Requirements: Every entry must be echoed exactly.

Records provided:
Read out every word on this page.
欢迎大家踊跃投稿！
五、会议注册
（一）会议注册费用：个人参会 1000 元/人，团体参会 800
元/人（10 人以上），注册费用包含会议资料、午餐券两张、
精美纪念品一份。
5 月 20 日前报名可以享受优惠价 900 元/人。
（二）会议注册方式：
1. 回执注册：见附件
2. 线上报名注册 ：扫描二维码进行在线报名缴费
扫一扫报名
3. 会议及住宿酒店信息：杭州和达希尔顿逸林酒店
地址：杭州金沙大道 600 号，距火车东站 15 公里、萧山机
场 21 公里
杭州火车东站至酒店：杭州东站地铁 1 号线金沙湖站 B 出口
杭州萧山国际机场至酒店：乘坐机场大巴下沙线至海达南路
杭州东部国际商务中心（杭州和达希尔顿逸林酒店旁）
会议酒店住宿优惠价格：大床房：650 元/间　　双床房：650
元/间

Finished answer:
Read out every word on this page.
欢迎大家踊跃投稿！
五、会议注册
（一）会议注册费用：个人参会 1000 元/人，团体参会 800
元/人（10 人以上），注册费用包含会议资料、午餐券两张、
精美纪念品一份。
5 月 20 日前报名可以享受优惠价 900 元/人。
（二）会议注册方式：
1. 回执注册：见附件
2. 线上报名注册 ：扫描二维码进行在线报名缴费
扫一扫报名
3. 会议及住宿酒店信息：杭州和达希尔顿逸林酒店
地址：杭州金沙大道 600 号，距火车东站 15 公里、萧山机
场 21 公里
杭州火车东站至酒店：杭州东站地铁 1 号线金沙湖站 B 出口
杭州萧山国际机场至酒店：乘坐机场大巴下沙线至海达南路
杭州东部国际商务中心（杭州和达希尔顿逸林酒店旁）
会议酒店住宿优惠价格：大床房：650 元/间　　双床房：650
元/间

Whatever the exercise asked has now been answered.